Chart and figure data:
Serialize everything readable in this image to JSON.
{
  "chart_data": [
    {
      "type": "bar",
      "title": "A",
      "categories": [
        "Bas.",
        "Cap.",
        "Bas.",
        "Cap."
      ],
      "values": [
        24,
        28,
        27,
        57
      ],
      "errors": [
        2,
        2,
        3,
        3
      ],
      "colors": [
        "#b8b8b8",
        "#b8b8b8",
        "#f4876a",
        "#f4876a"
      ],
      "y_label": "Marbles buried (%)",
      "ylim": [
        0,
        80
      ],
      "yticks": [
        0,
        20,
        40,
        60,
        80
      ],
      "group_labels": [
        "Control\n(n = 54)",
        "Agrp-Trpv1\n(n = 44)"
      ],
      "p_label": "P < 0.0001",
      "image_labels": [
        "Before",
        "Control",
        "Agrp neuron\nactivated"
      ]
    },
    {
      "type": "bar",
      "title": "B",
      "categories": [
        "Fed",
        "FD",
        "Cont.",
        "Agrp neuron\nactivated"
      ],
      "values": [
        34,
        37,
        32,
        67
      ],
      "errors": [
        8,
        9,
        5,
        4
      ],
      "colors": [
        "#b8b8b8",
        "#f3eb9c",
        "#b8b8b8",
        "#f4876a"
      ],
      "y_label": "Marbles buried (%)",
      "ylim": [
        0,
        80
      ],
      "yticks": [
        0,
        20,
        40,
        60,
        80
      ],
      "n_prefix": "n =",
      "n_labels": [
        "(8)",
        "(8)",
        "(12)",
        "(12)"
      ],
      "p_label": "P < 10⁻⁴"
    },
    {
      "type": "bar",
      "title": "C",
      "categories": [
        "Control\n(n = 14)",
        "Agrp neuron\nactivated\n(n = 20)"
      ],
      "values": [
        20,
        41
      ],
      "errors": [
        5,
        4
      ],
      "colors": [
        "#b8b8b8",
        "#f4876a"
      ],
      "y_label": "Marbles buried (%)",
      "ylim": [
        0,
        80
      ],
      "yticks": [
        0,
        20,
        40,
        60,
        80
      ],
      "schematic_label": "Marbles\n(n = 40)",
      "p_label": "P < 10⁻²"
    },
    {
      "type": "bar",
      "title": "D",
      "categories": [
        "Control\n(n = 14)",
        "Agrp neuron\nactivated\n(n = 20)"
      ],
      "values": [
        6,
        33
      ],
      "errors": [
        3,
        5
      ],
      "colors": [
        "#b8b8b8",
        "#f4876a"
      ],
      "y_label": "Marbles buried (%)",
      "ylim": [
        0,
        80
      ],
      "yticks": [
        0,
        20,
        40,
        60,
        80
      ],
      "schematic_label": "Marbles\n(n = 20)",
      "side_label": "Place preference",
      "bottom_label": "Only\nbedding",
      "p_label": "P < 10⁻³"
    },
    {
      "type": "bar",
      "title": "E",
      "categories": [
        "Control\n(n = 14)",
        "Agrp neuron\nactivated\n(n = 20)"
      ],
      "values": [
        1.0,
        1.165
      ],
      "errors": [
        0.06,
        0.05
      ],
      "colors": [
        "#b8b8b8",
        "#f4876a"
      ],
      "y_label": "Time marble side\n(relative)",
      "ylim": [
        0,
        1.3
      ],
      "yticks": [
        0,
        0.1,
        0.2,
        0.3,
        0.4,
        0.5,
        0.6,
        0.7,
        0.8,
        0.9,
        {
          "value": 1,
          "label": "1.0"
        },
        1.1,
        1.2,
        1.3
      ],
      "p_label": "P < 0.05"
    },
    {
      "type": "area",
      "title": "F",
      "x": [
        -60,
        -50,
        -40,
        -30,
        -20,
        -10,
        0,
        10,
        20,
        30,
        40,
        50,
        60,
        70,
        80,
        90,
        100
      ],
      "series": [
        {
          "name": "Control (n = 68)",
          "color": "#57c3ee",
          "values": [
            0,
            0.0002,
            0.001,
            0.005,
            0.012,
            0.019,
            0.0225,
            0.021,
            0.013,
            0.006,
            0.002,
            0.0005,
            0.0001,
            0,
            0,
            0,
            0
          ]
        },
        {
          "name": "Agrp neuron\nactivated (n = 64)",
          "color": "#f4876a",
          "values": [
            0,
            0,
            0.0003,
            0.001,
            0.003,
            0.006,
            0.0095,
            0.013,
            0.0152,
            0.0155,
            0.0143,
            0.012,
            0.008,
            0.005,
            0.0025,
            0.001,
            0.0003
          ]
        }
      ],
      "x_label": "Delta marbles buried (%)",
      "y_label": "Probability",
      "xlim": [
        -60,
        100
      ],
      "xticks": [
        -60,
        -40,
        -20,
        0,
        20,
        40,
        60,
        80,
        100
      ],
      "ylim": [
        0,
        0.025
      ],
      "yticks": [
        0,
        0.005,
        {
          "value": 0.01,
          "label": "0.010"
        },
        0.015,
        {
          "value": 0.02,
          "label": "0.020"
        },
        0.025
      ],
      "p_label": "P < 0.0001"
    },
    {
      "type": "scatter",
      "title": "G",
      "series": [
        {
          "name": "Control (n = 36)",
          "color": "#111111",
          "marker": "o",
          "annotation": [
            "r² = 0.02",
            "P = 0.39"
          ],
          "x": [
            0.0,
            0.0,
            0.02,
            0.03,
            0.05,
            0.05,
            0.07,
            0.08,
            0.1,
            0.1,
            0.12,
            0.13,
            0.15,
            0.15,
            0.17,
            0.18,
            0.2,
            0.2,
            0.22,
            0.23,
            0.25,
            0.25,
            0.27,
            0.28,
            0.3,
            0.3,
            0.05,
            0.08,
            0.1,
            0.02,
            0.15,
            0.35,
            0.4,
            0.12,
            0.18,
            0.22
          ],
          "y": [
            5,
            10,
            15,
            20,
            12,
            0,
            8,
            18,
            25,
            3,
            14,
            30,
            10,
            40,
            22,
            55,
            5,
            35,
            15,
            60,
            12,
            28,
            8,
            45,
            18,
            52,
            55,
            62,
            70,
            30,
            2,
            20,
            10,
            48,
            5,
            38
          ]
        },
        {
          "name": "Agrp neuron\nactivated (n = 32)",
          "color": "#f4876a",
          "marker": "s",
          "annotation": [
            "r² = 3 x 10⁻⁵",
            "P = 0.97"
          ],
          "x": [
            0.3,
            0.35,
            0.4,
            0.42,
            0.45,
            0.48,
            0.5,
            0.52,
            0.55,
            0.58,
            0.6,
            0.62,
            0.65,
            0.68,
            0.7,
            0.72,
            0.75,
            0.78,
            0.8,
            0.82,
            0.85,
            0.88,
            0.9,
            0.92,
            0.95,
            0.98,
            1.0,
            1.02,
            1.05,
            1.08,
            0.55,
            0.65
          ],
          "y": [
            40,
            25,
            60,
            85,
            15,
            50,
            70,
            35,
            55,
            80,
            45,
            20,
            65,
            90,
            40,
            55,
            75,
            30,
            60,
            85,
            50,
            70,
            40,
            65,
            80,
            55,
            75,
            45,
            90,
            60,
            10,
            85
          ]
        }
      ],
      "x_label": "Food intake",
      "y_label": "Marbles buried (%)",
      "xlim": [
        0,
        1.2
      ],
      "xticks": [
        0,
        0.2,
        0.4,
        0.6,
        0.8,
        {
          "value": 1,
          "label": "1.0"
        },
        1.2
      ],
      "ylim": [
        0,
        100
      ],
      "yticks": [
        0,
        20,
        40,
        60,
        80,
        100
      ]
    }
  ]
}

* **Directions**
Take the entries and copy them out exactly.

* **Answer to the problem**
Serialize everything readable in this image to JSON.
{
  "chart_data": [
    {
      "type": "bar",
      "title": "A",
      "categories": [
        "Bas.",
        "Cap.",
        "Bas.",
        "Cap."
      ],
      "values": [
        24,
        28,
        27,
        57
      ],
      "errors": [
        2,
        2,
        3,
        3
      ],
      "colors": [
        "#b8b8b8",
        "#b8b8b8",
        "#f4876a",
        "#f4876a"
      ],
      "y_label": "Marbles buried (%)",
      "ylim": [
        0,
        80
      ],
      "yticks": [
        0,
        20,
        40,
        60,
        80
      ],
      "group_labels": [
        "Control\n(n = 54)",
        "Agrp-Trpv1\n(n = 44)"
      ],
      "p_label": "P < 0.0001",
      "image_labels": [
        "Before",
        "Control",
        "Agrp neuron\nactivated"
      ]
    },
    {
      "type": "bar",
      "title": "B",
      "categories": [
        "Fed",
        "FD",
        "Cont.",
        "Agrp neuron\nactivated"
      ],
      "values": [
        34,
        37,
        32,
        67
      ],
      "errors": [
        8,
        9,
        5,
        4
      ],
      "colors": [
        "#b8b8b8",
        "#f3eb9c",
        "#b8b8b8",
        "#f4876a"
      ],
      "y_label": "Marbles buried (%)",
      "ylim": [
        0,
        80
      ],
      "yticks": [
        0,
        20,
        40,
        60,
        80
      ],
      "n_prefix": "n =",
      "n_labels": [
        "(8)",
        "(8)",
        "(12)",
        "(12)"
      ],
      "p_label": "P < 10⁻⁴"
    },
    {
      "type": "bar",
      "title": "C",
      "categories": [
        "Control\n(n = 14)",
        "Agrp neuron\nactivated\n(n = 20)"
      ],
      "values": [
        20,
        41
      ],
      "errors": [
        5,
        4
      ],
      "colors": [
        "#b8b8b8",
        "#f4876a"
      ],
      "y_label": "Marbles buried (%)",
      "ylim": [
        0,
        80
      ],
      "yticks": [
        0,
        20,
        40,
        60,
        80
      ],
      "schematic_label": "Marbles\n(n = 40)",
      "p_label": "P < 10⁻²"
    },
    {
      "type": "bar",
      "title": "D",
      "categories": [
        "Control\n(n = 14)",
        "Agrp neuron\nactivated\n(n = 20)"
      ],
      "values": [
        6,
        33
      ],
      "errors": [
        3,
        5
      ],
      "colors": [
        "#b8b8b8",
        "#f4876a"
      ],
      "y_label": "Marbles buried (%)",
      "ylim": [
        0,
        80
      ],
      "yticks": [
        0,
        20,
        40,
        60,
        80
      ],
      "schematic_label": "Marbles\n(n = 20)",
      "side_label": "Place preference",
      "bottom_label": "Only\nbedding",
      "p_label": "P < 10⁻³"
    },
    {
      "type": "bar",
      "title": "E",
      "categories": [
        "Control\n(n = 14)",
        "Agrp neuron\nactivated\n(n = 20)"
      ],
      "values": [
        1.0,
        1.165
      ],
      "errors": [
        0.06,
        0.05
      ],
      "colors": [
        "#b8b8b8",
        "#f4876a"
      ],
      "y_label": "Time marble side\n(relative)",
      "ylim": [
        0,
        1.3
      ],
      "yticks": [
        0,
        0.1,
        0.2,
        0.3,
        0.4,
        0.5,
        0.6,
        0.7,
        0.8,
        0.9,
        {
          "value": 1,
          "label": "1.0"
        },
        1.1,
        1.2,
        1.3
      ],
      "p_label": "P < 0.05"
    },
    {
      "type": "area",
      "title": "F",
      "x": [
        -60,
        -50,
        -40,
        -30,
        -20,
        -10,
        0,
        10,
        20,
        30,
        40,
        50,
        60,
        70,
        80,
        90,
        100
      ],
      "series": [
        {
          "name": "Control (n = 68)",
          "color": "#57c3ee",
          "values": [
            0,
            0.0002,
            0.001,
            0.005,
            0.012,
            0.019,
            0.0225,
            0.021,
            0.013,
            0.006,
            0.002,
            0.0005,
            0.0001,
            0,
            0,
            0,
            0
          ]
        },
        {
          "name": "Agrp neuron\nactivated (n = 64)",
          "color": "#f4876a",
          "values": [
            0,
            0,
            0.0003,
            0.001,
            0.003,
            0.006,
            0.0095,
            0.013,
            0.0152,
            0.0155,
            0.0143,
            0.012,
            0.008,
            0.005,
            0.0025,
            0.001,
            0.0003
          ]
        }
      ],
      "x_label": "Delta marbles buried (%)",
      "y_label": "Probability",
      "xlim": [
        -60,
        100
      ],
      "xticks": [
        -60,
        -40,
        -20,
        0,
        20,
        40,
        60,
        80,
        100
      ],
      "ylim": [
        0,
        0.025
      ],
      "yticks": [
        0,
        0.005,
        {
          "value": 0.01,
          "label": "0.010"
        },
        0.015,
        {
          "value": 0.02,
          "label": "0.020"
        },
        0.025
      ],
      "p_label": "P < 0.0001"
    },
    {
      "type": "scatter",
      "title": "G",
      "series": [
        {
          "name": "Control (n = 36)",
          "color": "#111111",
          "marker": "o",
          "annotation": [
            "r² = 0.02",
            "P = 0.39"
          ],
          "x": [
            0.0,
            0.0,
            0.02,
            0.03,
            0.05,
            0.05,
            0.07,
            0.08,
            0.1,
            0.1,
            0.12,
            0.13,
            0.15,
            0.15,
            0.17,
            0.18,
            0.2,
            0.2,
            0.22,
            0.23,
            0.25,
            0.25,
            0.27,
            0.28,
            0.3,
            0.3,
            0.05,
            0.08,
            0.1,
            0.02,
            0.15,
            0.35,
            0.4,
            0.12,
            0.18,
            0.22
          ],
          "y": [
            5,
            10,
            15,
            20,
            12,
            0,
            8,
            18,
            25,
            3,
            14,
            30,
            10,
            40,
            22,
            55,
            5,
            35,
            15,
            60,
            12,
            28,
            8,
            45,
            18,
            52,
            55,
            62,
            70,
            30,
            2,
            20,
            10,
            48,
            5,
            38
          ]
        },
        {
          "name": "Agrp neuron\nactivated (n = 32)",
          "color": "#f4876a",
          "marker": "s",
          "annotation": [
            "r² = 3 x 10⁻⁵",
            "P = 0.97"
          ],
          "x": [
            0.3,
            0.35,
            0.4,
            0.42,
            0.45,
            0.48,
            0.5,
            0.52,
            0.55,
            0.58,
            0.6,
            0.62,
            0.65,
            0.68,
            0.7,
            0.72,
            0.75,
            0.78,
            0.8,
            0.82,
            0.85,
            0.88,
            0.9,
            0.92,
            0.95,
            0.98,
            1.0,
            1.02,
            1.05,
            1.08,
            0.55,
            0.65
          ],
          "y": [
            40,
            25,
            60,
            85,
            15,
            50,
            70,
            35,
            55,
            80,
            45,
            20,
            65,
            90,
            40,
            55,
            75,
            30,
            60,
            85,
            50,
            70,
            40,
            65,
            80,
            55,
            75,
            45,
            90,
            60,
            10,
            85
          ]
        }
      ],
      "x_label": "Food intake",
      "y_label": "Marbles buried (%)",
      "xlim": [
        0,
        1.2
      ],
      "xticks": [
        0,
        0.2,
        0.4,
        0.6,
        0.8,
        {
          "value": 1,
          "label": "1.0"
        },
        1.2
      ],
      "ylim": [
        0,
        100
      ],
      "yticks": [
        0,
        20,
        40,
        60,
        80,
        100
      ]
    }
  ]
}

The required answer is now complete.